» Provided data

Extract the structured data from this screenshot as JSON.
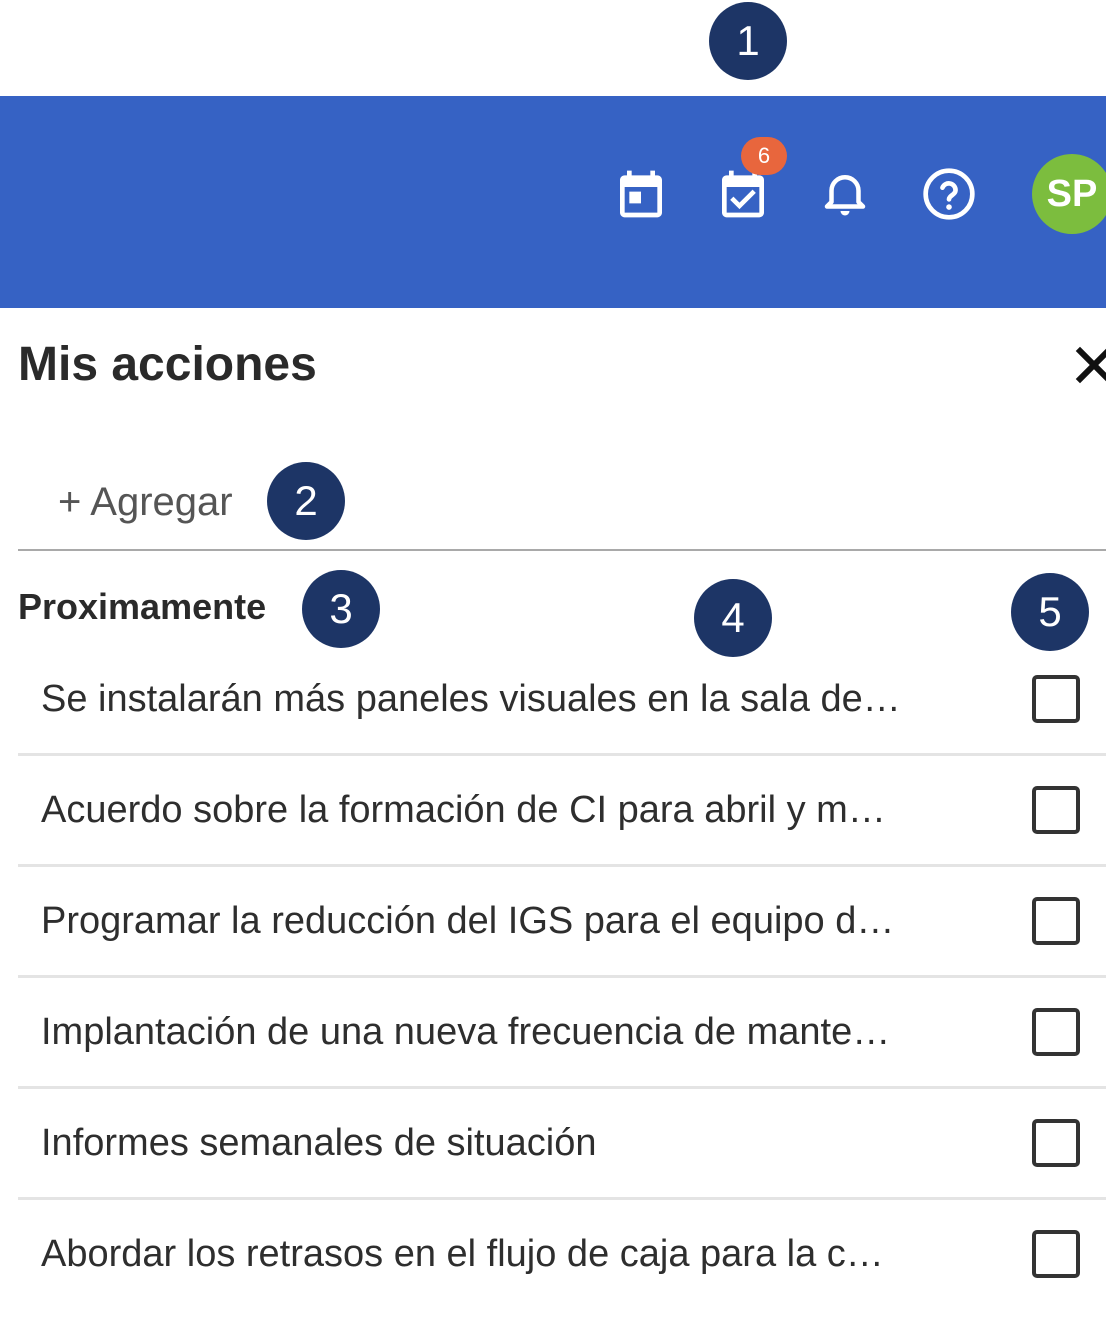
{
  "callouts": [
    "1",
    "2",
    "3",
    "4",
    "5"
  ],
  "topbar": {
    "icons": [
      "calendar-icon",
      "tasks-icon",
      "bell-icon",
      "help-icon"
    ],
    "tasks_badge": "6",
    "avatar_initials": "SP",
    "colors": {
      "bar": "#3662c4",
      "badge": "#e8663d",
      "avatar": "#7cbd3e"
    }
  },
  "panel": {
    "title": "Mis acciones",
    "add_label": "+ Agregar",
    "section_heading": "Proximamente",
    "items": [
      {
        "text": "Se instalarán más paneles visuales en la sala de…",
        "checked": false
      },
      {
        "text": "Acuerdo sobre la formación de CI para abril y m…",
        "checked": false
      },
      {
        "text": "Programar la reducción del IGS para el equipo d…",
        "checked": false
      },
      {
        "text": "Implantación de una nueva frecuencia de mante…",
        "checked": false
      },
      {
        "text": "Informes semanales de situación",
        "checked": false
      },
      {
        "text": "Abordar los retrasos en el flujo de caja para la c…",
        "checked": false
      }
    ]
  }
}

» What is expected
Retype each line of the listing above word for word. Exclude the pictures.

» Worked answer
Extract the structured data from this screenshot as JSON.
{
  "callouts": [
    "1",
    "2",
    "3",
    "4",
    "5"
  ],
  "topbar": {
    "icons": [
      "calendar-icon",
      "tasks-icon",
      "bell-icon",
      "help-icon"
    ],
    "tasks_badge": "6",
    "avatar_initials": "SP",
    "colors": {
      "bar": "#3662c4",
      "badge": "#e8663d",
      "avatar": "#7cbd3e"
    }
  },
  "panel": {
    "title": "Mis acciones",
    "add_label": "+ Agregar",
    "section_heading": "Proximamente",
    "items": [
      {
        "text": "Se instalarán más paneles visuales en la sala de…",
        "checked": false
      },
      {
        "text": "Acuerdo sobre la formación de CI para abril y m…",
        "checked": false
      },
      {
        "text": "Programar la reducción del IGS para el equipo d…",
        "checked": false
      },
      {
        "text": "Implantación de una nueva frecuencia de mante…",
        "checked": false
      },
      {
        "text": "Informes semanales de situación",
        "checked": false
      },
      {
        "text": "Abordar los retrasos en el flujo de caja para la c…",
        "checked": false
      }
    ]
  }
}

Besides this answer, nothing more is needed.